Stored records
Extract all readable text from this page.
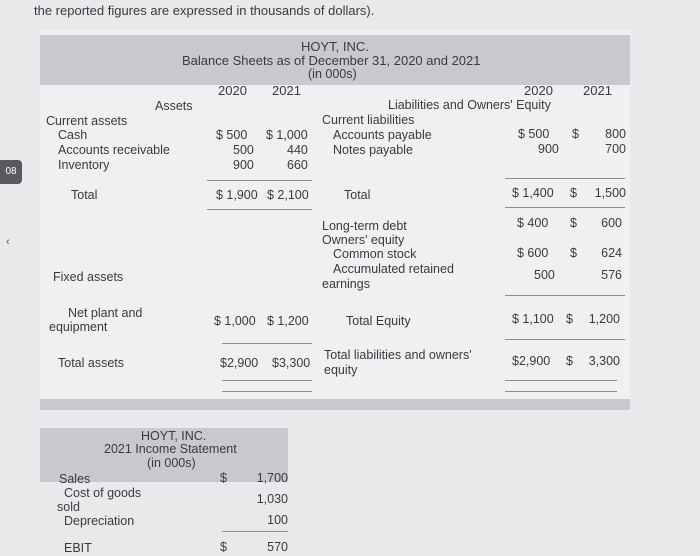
the reported figures are expressed in thousands of dollars).
08
‹
HOYT, INC.
Balance Sheets as of December 31, 2020 and 2021
(in 000s)
2020 2021	2020 2021
Assets	Liabilities and Owners' Equity
Current assets
Cash	$ 500 $ 1,000
Accounts receivable	500	440
Inventory	900	660
Total	$ 1,900 $ 2,100
Fixed assets
Net plant and
equipment	$ 1,000 $ 1,200
Total assets	$2,900 $3,300
Current liabilities
Accounts payable	$ 500 $	800
Notes payable	900	700
Total	$ 1,400 $	1,500
Long-term debt	$ 400 $	600
Owners' equity
Common stock	$ 600 $	624
Accumulated retained
earnings
500	576
Total Equity	$ 1,100 $	1,200
Total liabilities and owners'
equity
$2,900 $	3,300
HOYT, INC.
2021 Income Statement
(in 000s)
Sales	$	1,700
Cost of goods
sold
1,030
Depreciation	100
EBIT	$	570
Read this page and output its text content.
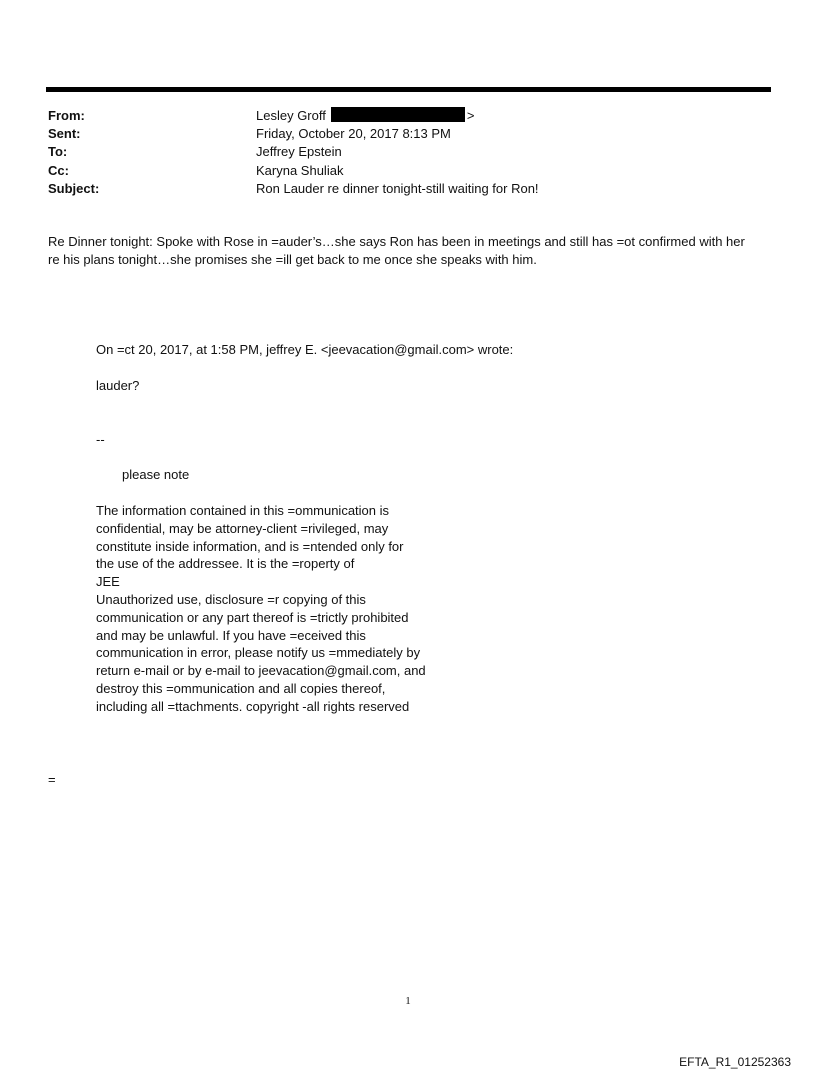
From:	Lesley Groff	>
Sent:	Friday, October 20, 2017 8:13 PM
To:	Jeffrey Epstein
Cc:	Karyna Shuliak
Subject:	Ron Lauder re dinner tonight-still waiting for Ron!
Re Dinner tonight: Spoke with Rose in =auder’s…she says Ron has been in meetings and still has =ot confirmed with her
re his plans tonight…she promises she =ill get back to me once she speaks with him.
On =ct 20, 2017, at 1:58 PM, jeffrey E. <jeevacation@gmail.com> wrote:
lauder?
--
please note
The information contained in this =ommunication is
confidential, may be attorney-client =rivileged, may
constitute inside information, and is =ntended only for
the use of the addressee. It is the =roperty of
JEE
Unauthorized use, disclosure =r copying of this
communication or any part thereof is =trictly prohibited
and may be unlawful. If you have =eceived this
communication in error, please notify us =mmediately by
return e-mail or by e-mail to jeevacation@gmail.com, and
destroy this =ommunication and all copies thereof,
including all =ttachments. copyright -all rights reserved
=
1
EFTA_R1_01252363
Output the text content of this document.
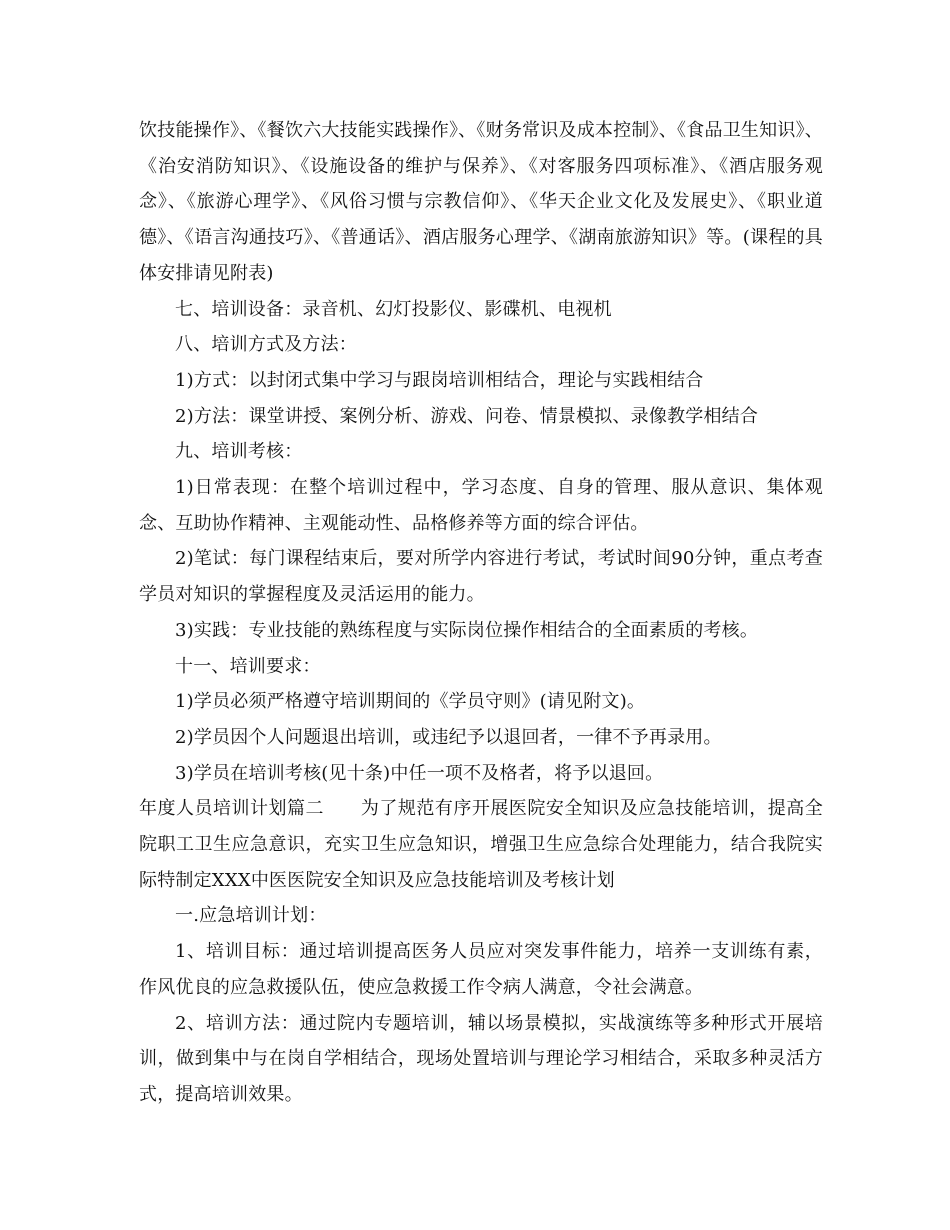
饮技能操作》、《餐饮六大技能实践操作》、《财务常识及成本控制》、《食品卫生知识》、《治安消防知识》、《设施设备的维护与保养》、《对客服务四项标准》、《酒店服务观念》、《旅游心理学》、《风俗习惯与宗教信仰》、《华天企业文化及发展史》、《职业道德》、《语言沟通技巧》、《普通话》、酒店服务心理学、《湖南旅游知识》等。(课程的具体安排请见附表)

七、培训设备：录音机、幻灯投影仪、影碟机、电视机

八、培训方式及方法：

1)方式：以封闭式集中学习与跟岗培训相结合，理论与实践相结合

2)方法：课堂讲授、案例分析、游戏、问卷、情景模拟、录像教学相结合

九、培训考核：

1)日常表现：在整个培训过程中，学习态度、自身的管理、服从意识、集体观念、互助协作精神、主观能动性、品格修养等方面的综合评估。

2)笔试：每门课程结束后，要对所学内容进行考试，考试时间90分钟，重点考查学员对知识的掌握程度及灵活运用的能力。

3)实践：专业技能的熟练程度与实际岗位操作相结合的全面素质的考核。

十一、培训要求：

1)学员必须严格遵守培训期间的《学员守则》(请见附文)。

2)学员因个人问题退出培训，或违纪予以退回者，一律不予再录用。

3)学员在培训考核(见十条)中任一项不及格者，将予以退回。

年度人员培训计划篇二　　为了规范有序开展医院安全知识及应急技能培训，提高全院职工卫生应急意识，充实卫生应急知识，增强卫生应急综合处理能力，结合我院实际特制定XXX中医医院安全知识及应急技能培训及考核计划

一.应急培训计划：

1、培训目标：通过培训提高医务人员应对突发事件能力，培养一支训练有素，作风优良的应急救援队伍，使应急救援工作令病人满意，令社会满意。

2、培训方法：通过院内专题培训，辅以场景模拟，实战演练等多种形式开展培训，做到集中与在岗自学相结合，现场处置培训与理论学习相结合，采取多种灵活方式，提高培训效果。
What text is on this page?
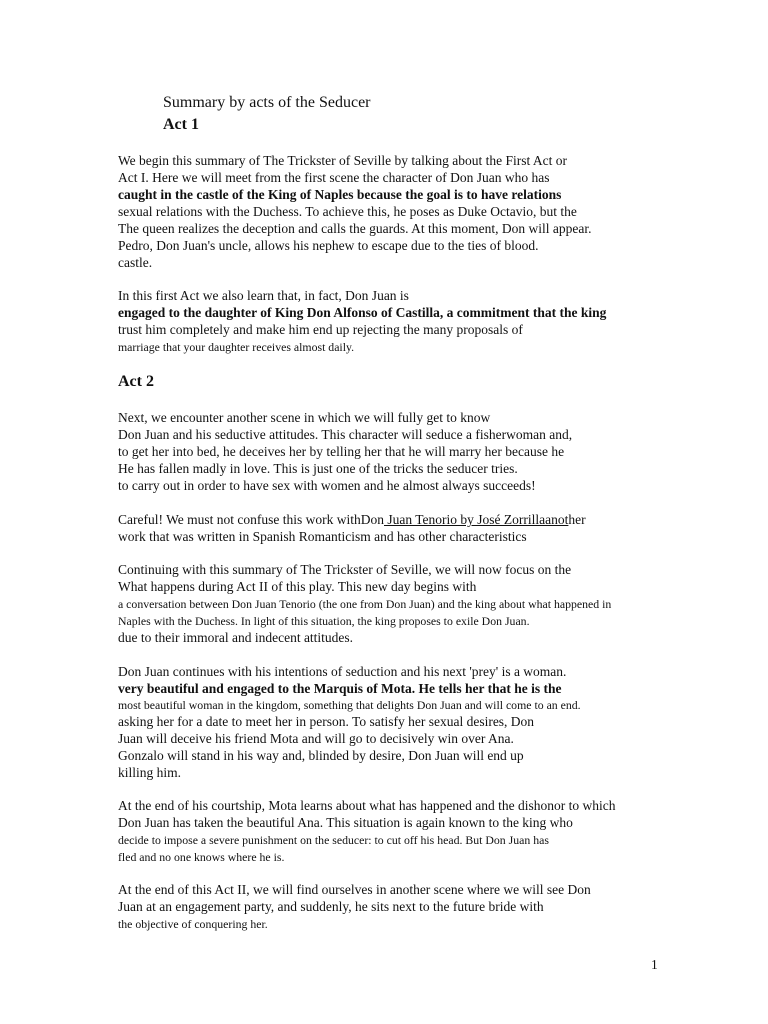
Summary by acts of the Seducer
Act 1
We begin this summary of The Trickster of Seville by talking about the First Act or
Act I. Here we will meet from the first scene the character of Don Juan who has
caught in the castle of the King of Naples because the goal is to have relations
sexual relations with the Duchess. To achieve this, he poses as Duke Octavio, but the
The queen realizes the deception and calls the guards. At this moment, Don will appear.
Pedro, Don Juan's uncle, allows his nephew to escape due to the ties of blood.
castle.
In this first Act we also learn that, in fact, Don Juan is
engaged to the daughter of King Don Alfonso of Castilla, a commitment that the king
trust him completely and make him end up rejecting the many proposals of
marriage that your daughter receives almost daily.
Act 2
Next, we encounter another scene in which we will fully get to know
Don Juan and his seductive attitudes. This character will seduce a fisherwoman and,
to get her into bed, he deceives her by telling her that he will marry her because he
He has fallen madly in love. This is just one of the tricks the seducer tries.
to carry out in order to have sex with women and he almost always succeeds!
Careful! We must not confuse this work withDon Juan Tenorio by José Zorrillaanother
work that was written in Spanish Romanticism and has other characteristics
Continuing with this summary of The Trickster of Seville, we will now focus on the
What happens during Act II of this play. This new day begins with
a conversation between Don Juan Tenorio (the one from Don Juan) and the king about what happened in
Naples with the Duchess. In light of this situation, the king proposes to exile Don Juan.
due to their immoral and indecent attitudes.
Don Juan continues with his intentions of seduction and his next 'prey' is a woman.
very beautiful and engaged to the Marquis of Mota. He tells her that he is the
most beautiful woman in the kingdom, something that delights Don Juan and will come to an end.
asking her for a date to meet her in person. To satisfy her sexual desires, Don
Juan will deceive his friend Mota and will go to decisively win over Ana.
Gonzalo will stand in his way and, blinded by desire, Don Juan will end up
killing him.
At the end of his courtship, Mota learns about what has happened and the dishonor to which
Don Juan has taken the beautiful Ana. This situation is again known to the king who
decide to impose a severe punishment on the seducer: to cut off his head. But Don Juan has
fled and no one knows where he is.
At the end of this Act II, we will find ourselves in another scene where we will see Don
Juan at an engagement party, and suddenly, he sits next to the future bride with
the objective of conquering her.
1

Work to do –
Print all the records again exactly; do not include any picture.

Final result –
Extract all readable text from this page.
the reported figures are expressed in thousands of dollars).
08
‹
HOYT, INC.
Balance Sheets as of December 31, 2020 and 2021
(in 000s)
2020 2021	2020 2021
Assets	Liabilities and Owners' Equity
Current assets
Cash	$ 500 $ 1,000
Accounts receivable	500	440
Inventory	900	660
Total	$ 1,900 $ 2,100
Fixed assets
Net plant and
equipment	$ 1,000 $ 1,200
Total assets	$2,900 $3,300
Current liabilities
Accounts payable	$ 500 $	800
Notes payable	900	700
Total	$ 1,400 $	1,500
Long-term debt	$ 400 $	600
Owners' equity
Common stock	$ 600 $	624
Accumulated retained
earnings
500	576
Total Equity	$ 1,100 $	1,200
Total liabilities and owners'
equity
$2,900 $	3,300
HOYT, INC.
2021 Income Statement
(in 000s)
Sales	$	1,700
Cost of goods
sold
1,030
Depreciation	100
EBIT	$	570
Read this page and output its text content.
From:	Lesley Groff	>
Sent:	Friday, October 20, 2017 8:13 PM
To:	Jeffrey Epstein
Cc:	Karyna Shuliak
Subject:	Ron Lauder re dinner tonight-still waiting for Ron!
Re Dinner tonight: Spoke with Rose in =auder’s…she says Ron has been in meetings and still has =ot confirmed with her
re his plans tonight…she promises she =ill get back to me once she speaks with him.
On =ct 20, 2017, at 1:58 PM, jeffrey E. <jeevacation@gmail.com> wrote:
lauder?
--
please note
The information contained in this =ommunication is
confidential, may be attorney-client =rivileged, may
constitute inside information, and is =ntended only for
the use of the addressee. It is the =roperty of
JEE
Unauthorized use, disclosure =r copying of this
communication or any part thereof is =trictly prohibited
and may be unlawful. If you have =eceived this
communication in error, please notify us =mmediately by
return e-mail or by e-mail to jeevacation@gmail.com, and
destroy this =ommunication and all copies thereof,
including all =ttachments. copyright -all rights reserved
=
1
EFTA_R1_01252363
Output the text content of this document.
饮技能操作》、《餐饮六大技能实践操作》、《财务常识及成本控制》、《食品卫生知识》、《治安消防知识》、《设施设备的维护与保养》、《对客服务四项标准》、《酒店服务观念》、《旅游心理学》、《风俗习惯与宗教信仰》、《华天企业文化及发展史》、《职业道德》、《语言沟通技巧》、《普通话》、酒店服务心理学、《湖南旅游知识》等。(课程的具体安排请见附表)

七、培训设备：录音机、幻灯投影仪、影碟机、电视机

八、培训方式及方法：

1)方式：以封闭式集中学习与跟岗培训相结合，理论与实践相结合

2)方法：课堂讲授、案例分析、游戏、问卷、情景模拟、录像教学相结合

九、培训考核：

1)日常表现：在整个培训过程中，学习态度、自身的管理、服从意识、集体观念、互助协作精神、主观能动性、品格修养等方面的综合评估。

2)笔试：每门课程结束后，要对所学内容进行考试，考试时间90分钟，重点考查学员对知识的掌握程度及灵活运用的能力。

3)实践：专业技能的熟练程度与实际岗位操作相结合的全面素质的考核。

十一、培训要求：

1)学员必须严格遵守培训期间的《学员守则》(请见附文)。

2)学员因个人问题退出培训，或违纪予以退回者，一律不予再录用。

3)学员在培训考核(见十条)中任一项不及格者，将予以退回。

年度人员培训计划篇二　　为了规范有序开展医院安全知识及应急技能培训，提高全院职工卫生应急意识，充实卫生应急知识，增强卫生应急综合处理能力，结合我院实际特制定XXX中医医院安全知识及应急技能培训及考核计划

一.应急培训计划：

1、培训目标：通过培训提高医务人员应对突发事件能力，培养一支训练有素，作风优良的应急救援队伍，使应急救援工作令病人满意，令社会满意。

2、培训方法：通过院内专题培训，辅以场景模拟，实战演练等多种形式开展培训，做到集中与在岗自学相结合，现场处置培训与理论学习相结合，采取多种灵活方式，提高培训效果。
What text is on this page?
Summary by acts of the Seducer
Act 1
We begin this summary of The Trickster of Seville by talking about the First Act or
Act I. Here we will meet from the first scene the character of Don Juan who has
caught in the castle of the King of Naples because the goal is to have relations
sexual relations with the Duchess. To achieve this, he poses as Duke Octavio, but the
The queen realizes the deception and calls the guards. At this moment, Don will appear.
Pedro, Don Juan's uncle, allows his nephew to escape due to the ties of blood.
castle.
In this first Act we also learn that, in fact, Don Juan is
engaged to the daughter of King Don Alfonso of Castilla, a commitment that the king
trust him completely and make him end up rejecting the many proposals of
marriage that your daughter receives almost daily.
Act 2
Next, we encounter another scene in which we will fully get to know
Don Juan and his seductive attitudes. This character will seduce a fisherwoman and,
to get her into bed, he deceives her by telling her that he will marry her because he
He has fallen madly in love. This is just one of the tricks the seducer tries.
to carry out in order to have sex with women and he almost always succeeds!
Careful! We must not confuse this work withDon Juan Tenorio by José Zorrillaanother
work that was written in Spanish Romanticism and has other characteristics
Continuing with this summary of The Trickster of Seville, we will now focus on the
What happens during Act II of this play. This new day begins with
a conversation between Don Juan Tenorio (the one from Don Juan) and the king about what happened in
Naples with the Duchess. In light of this situation, the king proposes to exile Don Juan.
due to their immoral and indecent attitudes.
Don Juan continues with his intentions of seduction and his next 'prey' is a woman.
very beautiful and engaged to the Marquis of Mota. He tells her that he is the
most beautiful woman in the kingdom, something that delights Don Juan and will come to an end.
asking her for a date to meet her in person. To satisfy her sexual desires, Don
Juan will deceive his friend Mota and will go to decisively win over Ana.
Gonzalo will stand in his way and, blinded by desire, Don Juan will end up
killing him.
At the end of his courtship, Mota learns about what has happened and the dishonor to which
Don Juan has taken the beautiful Ana. This situation is again known to the king who
decide to impose a severe punishment on the seducer: to cut off his head. But Don Juan has
fled and no one knows where he is.
At the end of this Act II, we will find ourselves in another scene where we will see Don
Juan at an engagement party, and suddenly, he sits next to the future bride with
the objective of conquering her.
1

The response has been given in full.